▶ _The task_
Give the material again in full, matching it exactly.

▶ _Material provided_
################

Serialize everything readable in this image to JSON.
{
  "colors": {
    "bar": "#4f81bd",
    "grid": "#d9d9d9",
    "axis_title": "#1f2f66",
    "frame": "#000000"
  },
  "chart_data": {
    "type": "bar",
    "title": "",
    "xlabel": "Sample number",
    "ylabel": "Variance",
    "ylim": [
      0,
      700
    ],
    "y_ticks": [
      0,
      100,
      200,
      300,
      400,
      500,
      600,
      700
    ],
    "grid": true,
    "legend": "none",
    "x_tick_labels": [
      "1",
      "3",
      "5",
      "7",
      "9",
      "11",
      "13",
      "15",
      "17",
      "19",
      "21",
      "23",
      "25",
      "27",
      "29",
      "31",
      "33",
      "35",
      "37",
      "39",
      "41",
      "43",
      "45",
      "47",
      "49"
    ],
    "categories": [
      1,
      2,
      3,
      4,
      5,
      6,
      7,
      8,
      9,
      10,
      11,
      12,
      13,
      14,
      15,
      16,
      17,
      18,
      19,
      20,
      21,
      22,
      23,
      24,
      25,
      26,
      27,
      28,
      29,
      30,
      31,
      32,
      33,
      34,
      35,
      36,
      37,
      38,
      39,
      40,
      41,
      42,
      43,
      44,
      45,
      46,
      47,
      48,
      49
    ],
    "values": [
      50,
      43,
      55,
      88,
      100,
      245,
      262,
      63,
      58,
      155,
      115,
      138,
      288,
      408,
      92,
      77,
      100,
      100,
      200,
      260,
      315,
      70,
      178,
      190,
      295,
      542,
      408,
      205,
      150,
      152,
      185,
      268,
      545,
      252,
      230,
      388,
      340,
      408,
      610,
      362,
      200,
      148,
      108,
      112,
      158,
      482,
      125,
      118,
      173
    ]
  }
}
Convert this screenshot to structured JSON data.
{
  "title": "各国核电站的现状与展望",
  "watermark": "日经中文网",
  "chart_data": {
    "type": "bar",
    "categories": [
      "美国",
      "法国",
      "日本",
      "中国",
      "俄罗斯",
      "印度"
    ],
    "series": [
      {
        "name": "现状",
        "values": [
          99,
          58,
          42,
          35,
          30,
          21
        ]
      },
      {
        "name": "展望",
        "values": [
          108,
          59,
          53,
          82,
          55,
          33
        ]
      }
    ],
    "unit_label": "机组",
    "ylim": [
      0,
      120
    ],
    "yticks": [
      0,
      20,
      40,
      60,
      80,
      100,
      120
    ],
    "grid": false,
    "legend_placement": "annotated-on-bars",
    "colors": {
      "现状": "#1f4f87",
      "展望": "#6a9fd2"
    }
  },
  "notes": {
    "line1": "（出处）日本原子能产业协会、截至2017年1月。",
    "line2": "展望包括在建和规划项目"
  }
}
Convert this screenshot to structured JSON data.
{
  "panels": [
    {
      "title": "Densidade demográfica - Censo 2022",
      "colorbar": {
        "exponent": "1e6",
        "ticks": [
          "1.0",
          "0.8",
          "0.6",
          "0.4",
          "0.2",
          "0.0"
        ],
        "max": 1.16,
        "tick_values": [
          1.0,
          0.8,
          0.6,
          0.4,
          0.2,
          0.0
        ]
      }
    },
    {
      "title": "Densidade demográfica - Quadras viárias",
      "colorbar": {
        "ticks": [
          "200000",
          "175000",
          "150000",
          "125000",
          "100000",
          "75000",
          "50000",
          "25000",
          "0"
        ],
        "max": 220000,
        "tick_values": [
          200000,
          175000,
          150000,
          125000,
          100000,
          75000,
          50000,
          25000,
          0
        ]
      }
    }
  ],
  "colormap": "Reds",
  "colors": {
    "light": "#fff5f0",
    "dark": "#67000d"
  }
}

################

▶ _Result below_
Serialize everything readable in this image to JSON.
{
  "colors": {
    "bar": "#4f81bd",
    "grid": "#d9d9d9",
    "axis_title": "#1f2f66",
    "frame": "#000000"
  },
  "chart_data": {
    "type": "bar",
    "title": "",
    "xlabel": "Sample number",
    "ylabel": "Variance",
    "ylim": [
      0,
      700
    ],
    "y_ticks": [
      0,
      100,
      200,
      300,
      400,
      500,
      600,
      700
    ],
    "grid": true,
    "legend": "none",
    "x_tick_labels": [
      "1",
      "3",
      "5",
      "7",
      "9",
      "11",
      "13",
      "15",
      "17",
      "19",
      "21",
      "23",
      "25",
      "27",
      "29",
      "31",
      "33",
      "35",
      "37",
      "39",
      "41",
      "43",
      "45",
      "47",
      "49"
    ],
    "categories": [
      1,
      2,
      3,
      4,
      5,
      6,
      7,
      8,
      9,
      10,
      11,
      12,
      13,
      14,
      15,
      16,
      17,
      18,
      19,
      20,
      21,
      22,
      23,
      24,
      25,
      26,
      27,
      28,
      29,
      30,
      31,
      32,
      33,
      34,
      35,
      36,
      37,
      38,
      39,
      40,
      41,
      42,
      43,
      44,
      45,
      46,
      47,
      48,
      49
    ],
    "values": [
      50,
      43,
      55,
      88,
      100,
      245,
      262,
      63,
      58,
      155,
      115,
      138,
      288,
      408,
      92,
      77,
      100,
      100,
      200,
      260,
      315,
      70,
      178,
      190,
      295,
      542,
      408,
      205,
      150,
      152,
      185,
      268,
      545,
      252,
      230,
      388,
      340,
      408,
      610,
      362,
      200,
      148,
      108,
      112,
      158,
      482,
      125,
      118,
      173
    ]
  }
}
Convert this screenshot to structured JSON data.
{
  "title": "各国核电站的现状与展望",
  "watermark": "日经中文网",
  "chart_data": {
    "type": "bar",
    "categories": [
      "美国",
      "法国",
      "日本",
      "中国",
      "俄罗斯",
      "印度"
    ],
    "series": [
      {
        "name": "现状",
        "values": [
          99,
          58,
          42,
          35,
          30,
          21
        ]
      },
      {
        "name": "展望",
        "values": [
          108,
          59,
          53,
          82,
          55,
          33
        ]
      }
    ],
    "unit_label": "机组",
    "ylim": [
      0,
      120
    ],
    "yticks": [
      0,
      20,
      40,
      60,
      80,
      100,
      120
    ],
    "grid": false,
    "legend_placement": "annotated-on-bars",
    "colors": {
      "现状": "#1f4f87",
      "展望": "#6a9fd2"
    }
  },
  "notes": {
    "line1": "（出处）日本原子能产业协会、截至2017年1月。",
    "line2": "展望包括在建和规划项目"
  }
}
Convert this screenshot to structured JSON data.
{
  "panels": [
    {
      "title": "Densidade demográfica - Censo 2022",
      "colorbar": {
        "exponent": "1e6",
        "ticks": [
          "1.0",
          "0.8",
          "0.6",
          "0.4",
          "0.2",
          "0.0"
        ],
        "max": 1.16,
        "tick_values": [
          1.0,
          0.8,
          0.6,
          0.4,
          0.2,
          0.0
        ]
      }
    },
    {
      "title": "Densidade demográfica - Quadras viárias",
      "colorbar": {
        "ticks": [
          "200000",
          "175000",
          "150000",
          "125000",
          "100000",
          "75000",
          "50000",
          "25000",
          "0"
        ],
        "max": 220000,
        "tick_values": [
          200000,
          175000,
          150000,
          125000,
          100000,
          75000,
          50000,
          25000,
          0
        ]
      }
    }
  ],
  "colormap": "Reds",
  "colors": {
    "light": "#fff5f0",
    "dark": "#67000d"
  }
}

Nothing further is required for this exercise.